____ Source material
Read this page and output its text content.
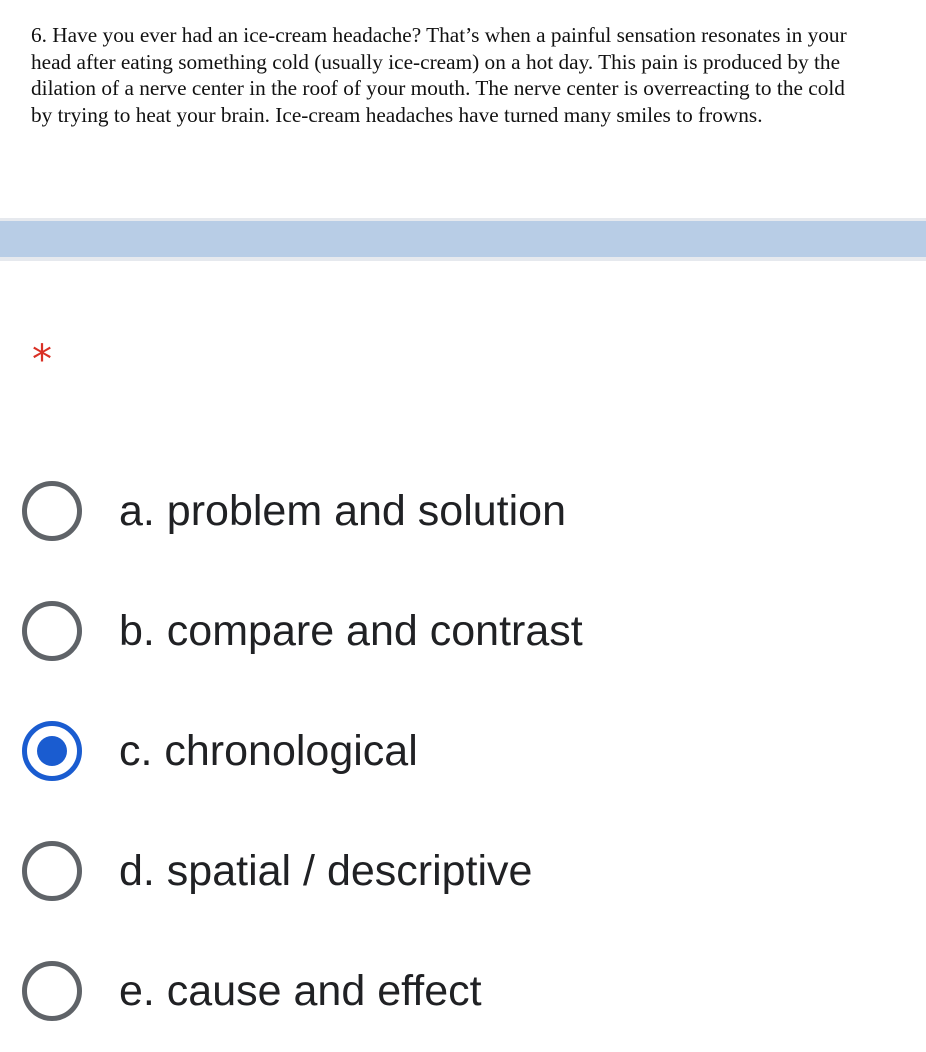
6. Have you ever had an ice-cream headache? That’s when a painful sensation resonates in your
head after eating something cold (usually ice-cream) on a hot day. This pain is produced by the
dilation of a nerve center in the roof of your mouth. The nerve center is overreacting to the cold
by trying to heat your brain. Ice-cream headaches have turned many smiles to frowns.
*
a. problem and solution
b. compare and contrast
c. chronological
d. spatial / descriptive
e. cause and effect
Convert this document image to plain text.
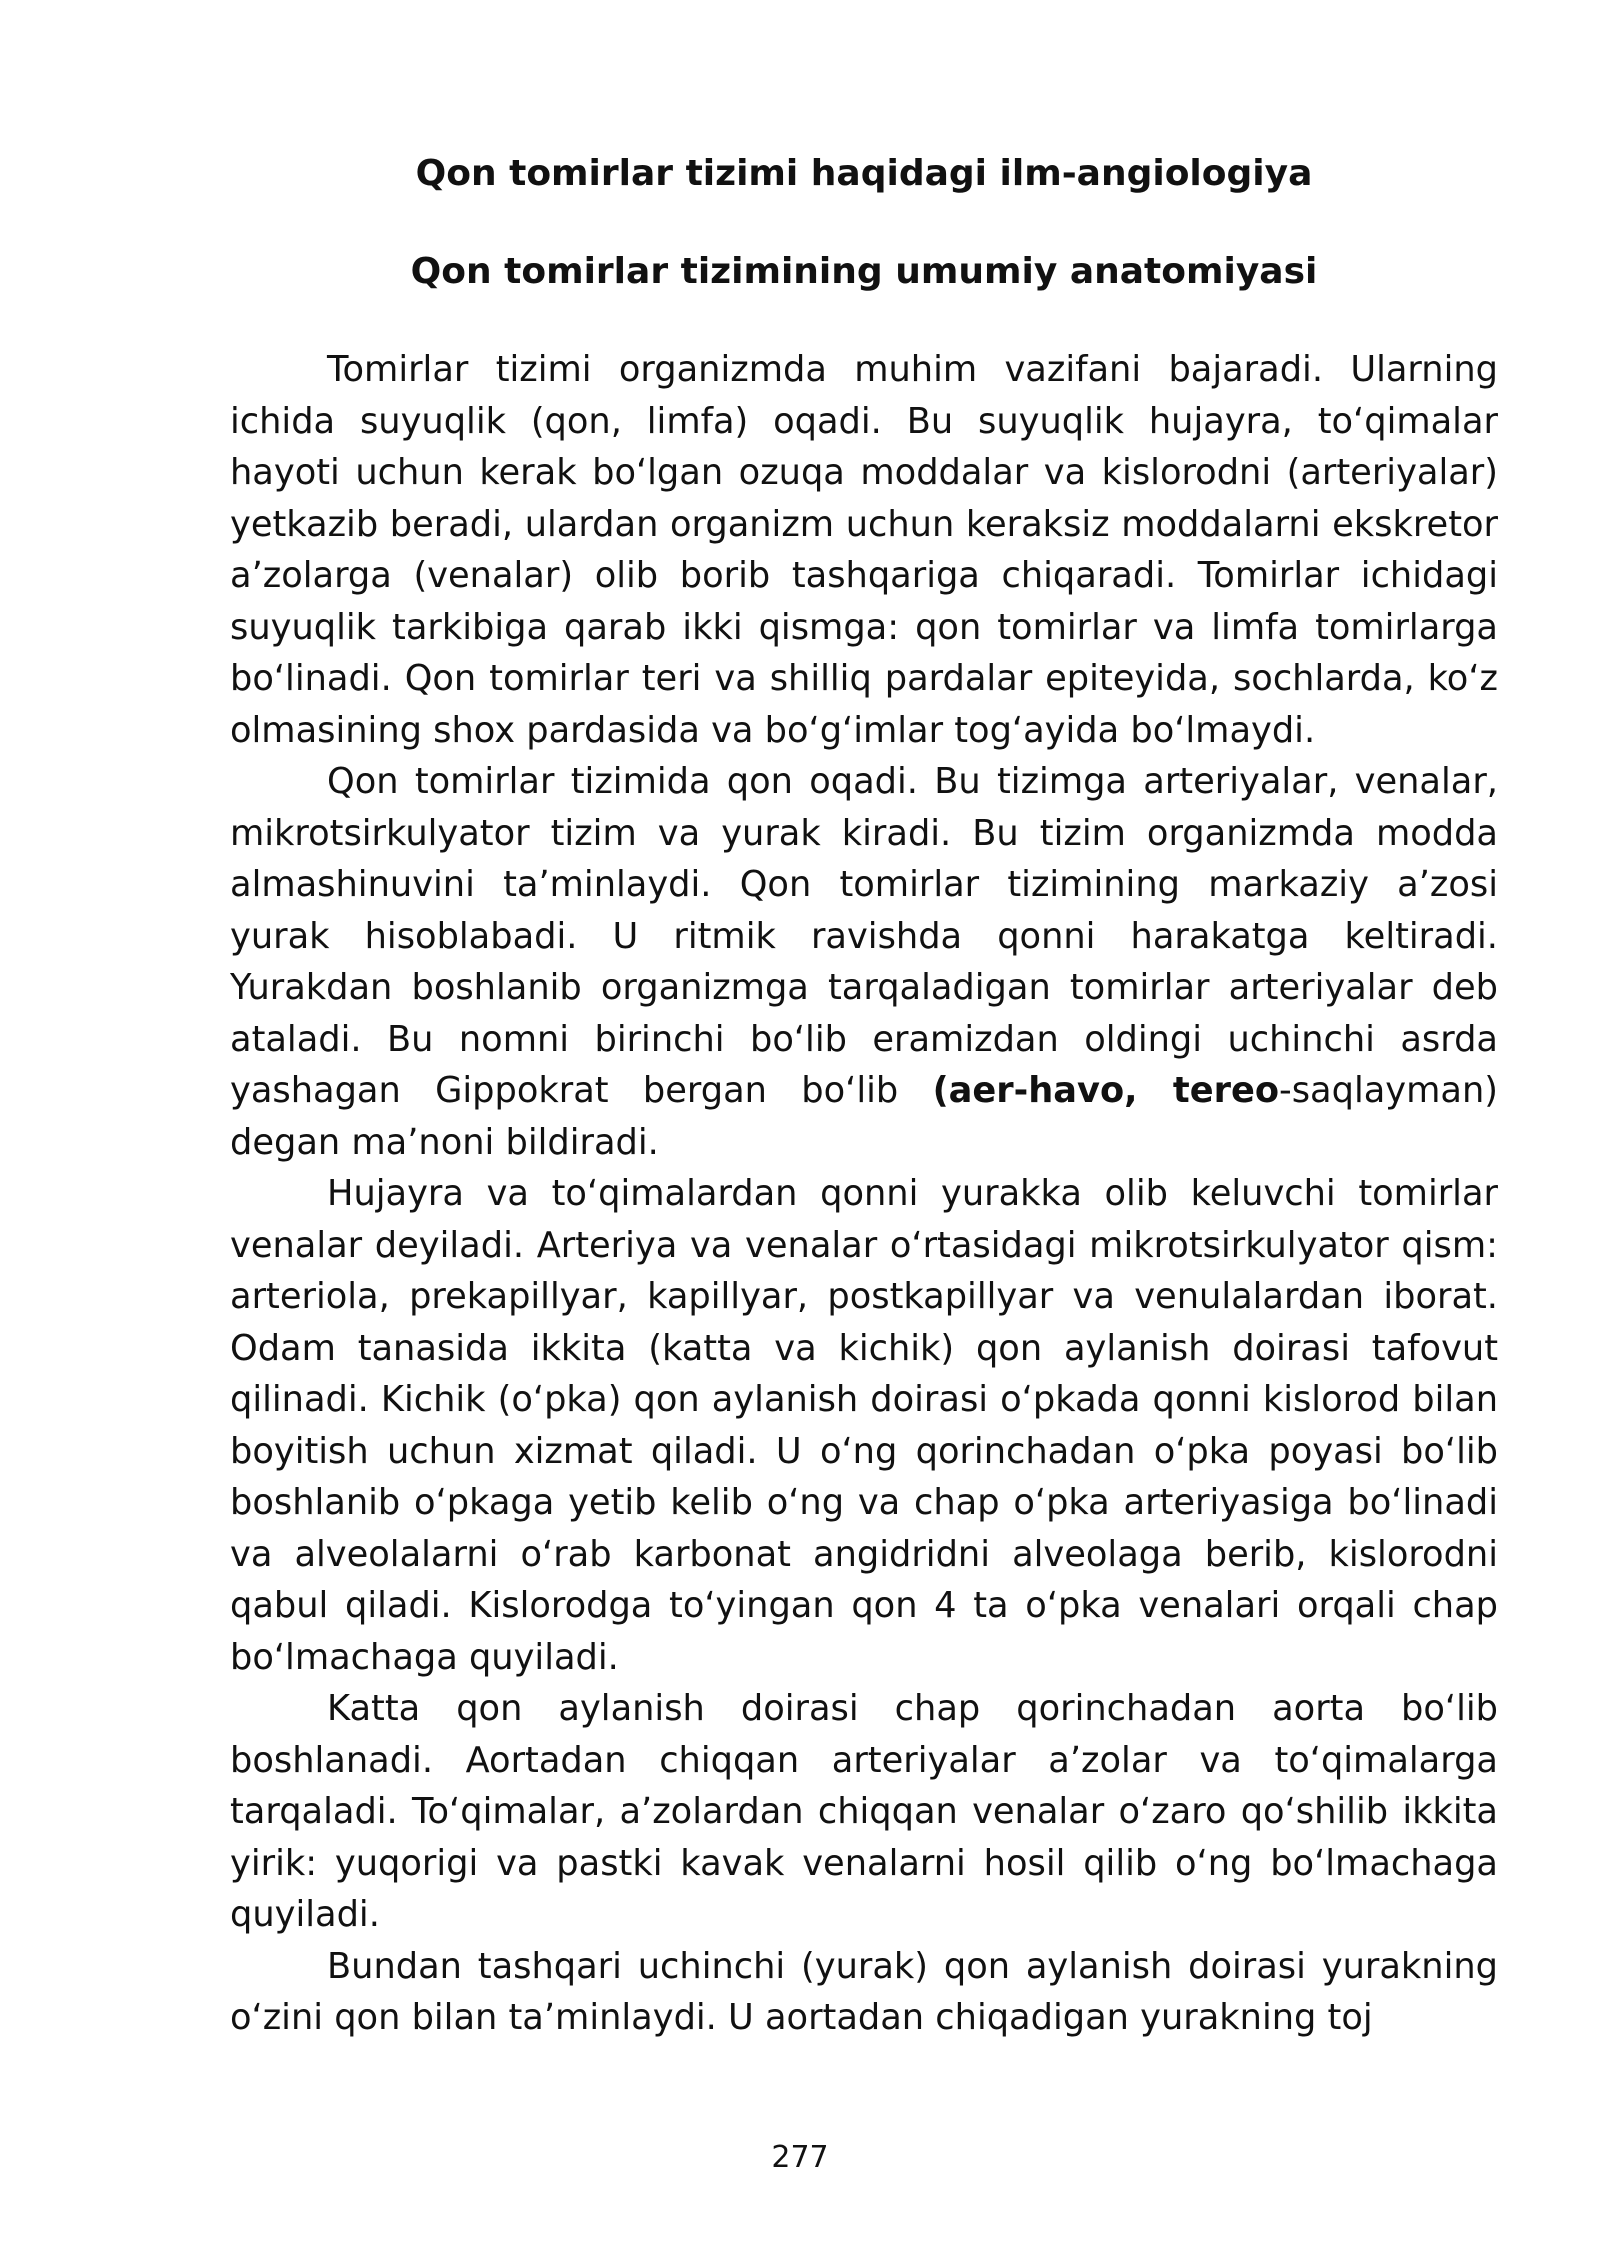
Qon tomirlar tizimi haqidagi ilm-angiologiya
Qon tomirlar tizimining umumiy anatomiyasi

Tomirlar tizimi organizmda muhim vazifani bajaradi. Ularning ichida suyuqlik (qon, limfa) oqadi. Bu suyuqlik hujayra, to‘qimalar hayoti uchun kerak bo‘lgan ozuqa moddalar va kislorodni (arteriyalar) yetkazib beradi, ulardan organizm uchun keraksiz moddalarni ekskretor a’zolarga (venalar) olib borib tashqariga chiqaradi. Tomirlar ichidagi suyuqlik tarkibiga qarab ikki qismga: qon tomirlar va limfa tomirlarga bo‘linadi. Qon tomirlar teri va shilliq pardalar epiteyida, sochlarda, ko‘z olmasining shox pardasida va bo‘g‘imlar tog‘ayida bo‘lmaydi.

Qon tomirlar tizimida qon oqadi. Bu tizimga arteriyalar, venalar, mikrotsirkulyator tizim va yurak kiradi. Bu tizim organizmda modda almashinuvini ta’minlaydi. Qon tomirlar tizimining markaziy a’zosi yurak hisoblabadi. U ritmik ravishda qonni harakatga keltiradi. Yurakdan boshlanib organizmga tarqaladigan tomirlar arteriyalar deb ataladi. Bu nomni birinchi bo‘lib eramizdan oldingi uchinchi asrda yashagan Gippokrat bergan bo‘lib (aer-havo, tereo-saqlayman) degan ma’noni bildiradi.

Hujayra va to‘qimalardan qonni yurakka olib keluvchi tomirlar venalar deyiladi. Arteriya va venalar o‘rtasidagi mikrotsirkulyator qism: arteriola, prekapillyar, kapillyar, postkapillyar va venulalardan iborat. Odam tanasida ikkita (katta va kichik) qon aylanish doirasi tafovut qilinadi. Kichik (o‘pka) qon aylanish doirasi o‘pkada qonni kislorod bilan boyitish uchun xizmat qiladi. U o‘ng qorinchadan o‘pka poyasi bo‘lib boshlanib o‘pkaga yetib kelib o‘ng va chap o‘pka arteriyasiga bo‘linadi va alveolalarni o‘rab karbonat angidridni alveolaga berib, kislorodni qabul qiladi. Kislorodga to‘yingan qon 4 ta o‘pka venalari orqali chap bo‘lmachaga quyiladi.

Katta qon aylanish doirasi chap qorinchadan aorta bo‘lib boshlanadi. Aortadan chiqqan arteriyalar a’zolar va to‘qimalarga tarqaladi. To‘qimalar, a’zolardan chiqqan venalar o‘zaro qo‘shilib ikkita yirik: yuqorigi va pastki kavak venalarni hosil qilib o‘ng bo‘lmachaga quyiladi.

Bundan tashqari uchinchi (yurak) qon aylanish doirasi yurakning o‘zini qon bilan ta’minlaydi. U aortadan chiqadigan yurakning toj

277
________
> _What needs to be done_: Without the pictures, print the whole listing exactly as given.

> _Response_:
Read this page and output its text content.
6. Have you ever had an ice-cream headache? That’s when a painful sensation resonates in your
head after eating something cold (usually ice-cream) on a hot day. This pain is produced by the
dilation of a nerve center in the roof of your mouth. The nerve center is overreacting to the cold
by trying to heat your brain. Ice-cream headaches have turned many smiles to frowns.
*
a. problem and solution
b. compare and contrast
c. chronological
d. spatial / descriptive
e. cause and effect
Convert this document image to plain text.
Qon tomirlar tizimi haqidagi ilm-angiologiya
Qon tomirlar tizimining umumiy anatomiyasi

Tomirlar tizimi organizmda muhim vazifani bajaradi. Ularning ichida suyuqlik (qon, limfa) oqadi. Bu suyuqlik hujayra, to‘qimalar hayoti uchun kerak bo‘lgan ozuqa moddalar va kislorodni (arteriyalar) yetkazib beradi, ulardan organizm uchun keraksiz moddalarni ekskretor a’zolarga (venalar) olib borib tashqariga chiqaradi. Tomirlar ichidagi suyuqlik tarkibiga qarab ikki qismga: qon tomirlar va limfa tomirlarga bo‘linadi. Qon tomirlar teri va shilliq pardalar epiteyida, sochlarda, ko‘z olmasining shox pardasida va bo‘g‘imlar tog‘ayida bo‘lmaydi.

Qon tomirlar tizimida qon oqadi. Bu tizimga arteriyalar, venalar, mikrotsirkulyator tizim va yurak kiradi. Bu tizim organizmda modda almashinuvini ta’minlaydi. Qon tomirlar tizimining markaziy a’zosi yurak hisoblabadi. U ritmik ravishda qonni harakatga keltiradi. Yurakdan boshlanib organizmga tarqaladigan tomirlar arteriyalar deb ataladi. Bu nomni birinchi bo‘lib eramizdan oldingi uchinchi asrda yashagan Gippokrat bergan bo‘lib (aer-havo, tereo-saqlayman) degan ma’noni bildiradi.

Hujayra va to‘qimalardan qonni yurakka olib keluvchi tomirlar venalar deyiladi. Arteriya va venalar o‘rtasidagi mikrotsirkulyator qism: arteriola, prekapillyar, kapillyar, postkapillyar va venulalardan iborat. Odam tanasida ikkita (katta va kichik) qon aylanish doirasi tafovut qilinadi. Kichik (o‘pka) qon aylanish doirasi o‘pkada qonni kislorod bilan boyitish uchun xizmat qiladi. U o‘ng qorinchadan o‘pka poyasi bo‘lib boshlanib o‘pkaga yetib kelib o‘ng va chap o‘pka arteriyasiga bo‘linadi va alveolalarni o‘rab karbonat angidridni alveolaga berib, kislorodni qabul qiladi. Kislorodga to‘yingan qon 4 ta o‘pka venalari orqali chap bo‘lmachaga quyiladi.

Katta qon aylanish doirasi chap qorinchadan aorta bo‘lib boshlanadi. Aortadan chiqqan arteriyalar a’zolar va to‘qimalarga tarqaladi. To‘qimalar, a’zolardan chiqqan venalar o‘zaro qo‘shilib ikkita yirik: yuqorigi va pastki kavak venalarni hosil qilib o‘ng bo‘lmachaga quyiladi.

Bundan tashqari uchinchi (yurak) qon aylanish doirasi yurakning o‘zini qon bilan ta’minlaydi. U aortadan chiqadigan yurakning toj

277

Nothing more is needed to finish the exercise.